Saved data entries
※ ※ ※
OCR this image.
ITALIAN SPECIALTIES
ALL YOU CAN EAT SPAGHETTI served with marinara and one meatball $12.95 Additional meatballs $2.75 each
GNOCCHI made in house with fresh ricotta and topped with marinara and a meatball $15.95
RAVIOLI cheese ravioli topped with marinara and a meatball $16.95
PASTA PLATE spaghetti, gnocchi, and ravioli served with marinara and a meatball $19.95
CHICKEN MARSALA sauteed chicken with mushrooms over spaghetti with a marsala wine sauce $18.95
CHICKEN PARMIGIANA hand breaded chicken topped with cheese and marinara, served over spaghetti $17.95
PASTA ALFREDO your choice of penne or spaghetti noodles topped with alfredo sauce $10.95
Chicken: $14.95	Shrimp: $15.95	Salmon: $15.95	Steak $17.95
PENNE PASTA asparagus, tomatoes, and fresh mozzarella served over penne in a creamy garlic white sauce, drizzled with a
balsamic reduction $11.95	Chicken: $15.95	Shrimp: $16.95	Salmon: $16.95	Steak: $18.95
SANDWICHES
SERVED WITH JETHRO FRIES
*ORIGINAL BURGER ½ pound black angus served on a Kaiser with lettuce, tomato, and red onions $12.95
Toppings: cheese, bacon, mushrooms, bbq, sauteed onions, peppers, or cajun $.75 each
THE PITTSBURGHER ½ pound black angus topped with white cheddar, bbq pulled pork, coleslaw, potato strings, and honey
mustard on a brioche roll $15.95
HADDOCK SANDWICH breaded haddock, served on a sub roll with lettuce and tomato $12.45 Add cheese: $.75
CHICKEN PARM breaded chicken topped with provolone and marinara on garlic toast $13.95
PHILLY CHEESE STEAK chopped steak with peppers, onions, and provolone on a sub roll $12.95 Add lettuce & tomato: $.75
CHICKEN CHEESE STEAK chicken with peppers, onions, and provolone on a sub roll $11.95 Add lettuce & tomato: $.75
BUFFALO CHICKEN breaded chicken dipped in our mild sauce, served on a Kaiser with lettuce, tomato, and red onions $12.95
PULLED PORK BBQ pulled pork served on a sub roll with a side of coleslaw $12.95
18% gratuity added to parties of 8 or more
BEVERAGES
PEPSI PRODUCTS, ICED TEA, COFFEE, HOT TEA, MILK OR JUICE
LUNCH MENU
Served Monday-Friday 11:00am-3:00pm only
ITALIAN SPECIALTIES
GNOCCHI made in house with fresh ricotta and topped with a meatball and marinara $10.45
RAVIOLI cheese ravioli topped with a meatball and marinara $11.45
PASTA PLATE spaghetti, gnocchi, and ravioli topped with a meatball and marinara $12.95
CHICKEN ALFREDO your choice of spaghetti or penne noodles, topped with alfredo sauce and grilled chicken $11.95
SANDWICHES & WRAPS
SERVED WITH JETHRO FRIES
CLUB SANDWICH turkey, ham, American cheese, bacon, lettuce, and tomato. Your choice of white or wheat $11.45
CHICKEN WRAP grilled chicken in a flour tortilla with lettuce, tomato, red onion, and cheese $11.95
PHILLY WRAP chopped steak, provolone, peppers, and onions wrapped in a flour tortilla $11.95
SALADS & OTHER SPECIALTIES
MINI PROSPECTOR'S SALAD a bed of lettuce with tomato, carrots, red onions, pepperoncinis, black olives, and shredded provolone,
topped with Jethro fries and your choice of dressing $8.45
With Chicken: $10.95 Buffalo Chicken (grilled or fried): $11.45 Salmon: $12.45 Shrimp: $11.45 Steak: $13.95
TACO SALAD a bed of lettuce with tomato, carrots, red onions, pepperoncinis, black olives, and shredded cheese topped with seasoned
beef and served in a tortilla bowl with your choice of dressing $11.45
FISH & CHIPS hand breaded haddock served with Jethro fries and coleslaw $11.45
※ ※ ※
◆ Exercise objective
Repeat all the entries word for word.

◆ Finished answer
OCR this image.
ITALIAN SPECIALTIES
ALL YOU CAN EAT SPAGHETTI served with marinara and one meatball $12.95 Additional meatballs $2.75 each
GNOCCHI made in house with fresh ricotta and topped with marinara and a meatball $15.95
RAVIOLI cheese ravioli topped with marinara and a meatball $16.95
PASTA PLATE spaghetti, gnocchi, and ravioli served with marinara and a meatball $19.95
CHICKEN MARSALA sauteed chicken with mushrooms over spaghetti with a marsala wine sauce $18.95
CHICKEN PARMIGIANA hand breaded chicken topped with cheese and marinara, served over spaghetti $17.95
PASTA ALFREDO your choice of penne or spaghetti noodles topped with alfredo sauce $10.95
Chicken: $14.95	Shrimp: $15.95	Salmon: $15.95	Steak $17.95
PENNE PASTA asparagus, tomatoes, and fresh mozzarella served over penne in a creamy garlic white sauce, drizzled with a
balsamic reduction $11.95	Chicken: $15.95	Shrimp: $16.95	Salmon: $16.95	Steak: $18.95
SANDWICHES
SERVED WITH JETHRO FRIES
*ORIGINAL BURGER ½ pound black angus served on a Kaiser with lettuce, tomato, and red onions $12.95
Toppings: cheese, bacon, mushrooms, bbq, sauteed onions, peppers, or cajun $.75 each
THE PITTSBURGHER ½ pound black angus topped with white cheddar, bbq pulled pork, coleslaw, potato strings, and honey
mustard on a brioche roll $15.95
HADDOCK SANDWICH breaded haddock, served on a sub roll with lettuce and tomato $12.45 Add cheese: $.75
CHICKEN PARM breaded chicken topped with provolone and marinara on garlic toast $13.95
PHILLY CHEESE STEAK chopped steak with peppers, onions, and provolone on a sub roll $12.95 Add lettuce & tomato: $.75
CHICKEN CHEESE STEAK chicken with peppers, onions, and provolone on a sub roll $11.95 Add lettuce & tomato: $.75
BUFFALO CHICKEN breaded chicken dipped in our mild sauce, served on a Kaiser with lettuce, tomato, and red onions $12.95
PULLED PORK BBQ pulled pork served on a sub roll with a side of coleslaw $12.95
18% gratuity added to parties of 8 or more
BEVERAGES
PEPSI PRODUCTS, ICED TEA, COFFEE, HOT TEA, MILK OR JUICE
LUNCH MENU
Served Monday-Friday 11:00am-3:00pm only
ITALIAN SPECIALTIES
GNOCCHI made in house with fresh ricotta and topped with a meatball and marinara $10.45
RAVIOLI cheese ravioli topped with a meatball and marinara $11.45
PASTA PLATE spaghetti, gnocchi, and ravioli topped with a meatball and marinara $12.95
CHICKEN ALFREDO your choice of spaghetti or penne noodles, topped with alfredo sauce and grilled chicken $11.95
SANDWICHES & WRAPS
SERVED WITH JETHRO FRIES
CLUB SANDWICH turkey, ham, American cheese, bacon, lettuce, and tomato. Your choice of white or wheat $11.45
CHICKEN WRAP grilled chicken in a flour tortilla with lettuce, tomato, red onion, and cheese $11.95
PHILLY WRAP chopped steak, provolone, peppers, and onions wrapped in a flour tortilla $11.95
SALADS & OTHER SPECIALTIES
MINI PROSPECTOR'S SALAD a bed of lettuce with tomato, carrots, red onions, pepperoncinis, black olives, and shredded provolone,
topped with Jethro fries and your choice of dressing $8.45
With Chicken: $10.95 Buffalo Chicken (grilled or fried): $11.45 Salmon: $12.45 Shrimp: $11.45 Steak: $13.95
TACO SALAD a bed of lettuce with tomato, carrots, red onions, pepperoncinis, black olives, and shredded cheese topped with seasoned
beef and served in a tortilla bowl with your choice of dressing $11.45
FISH & CHIPS hand breaded haddock served with Jethro fries and coleslaw $11.45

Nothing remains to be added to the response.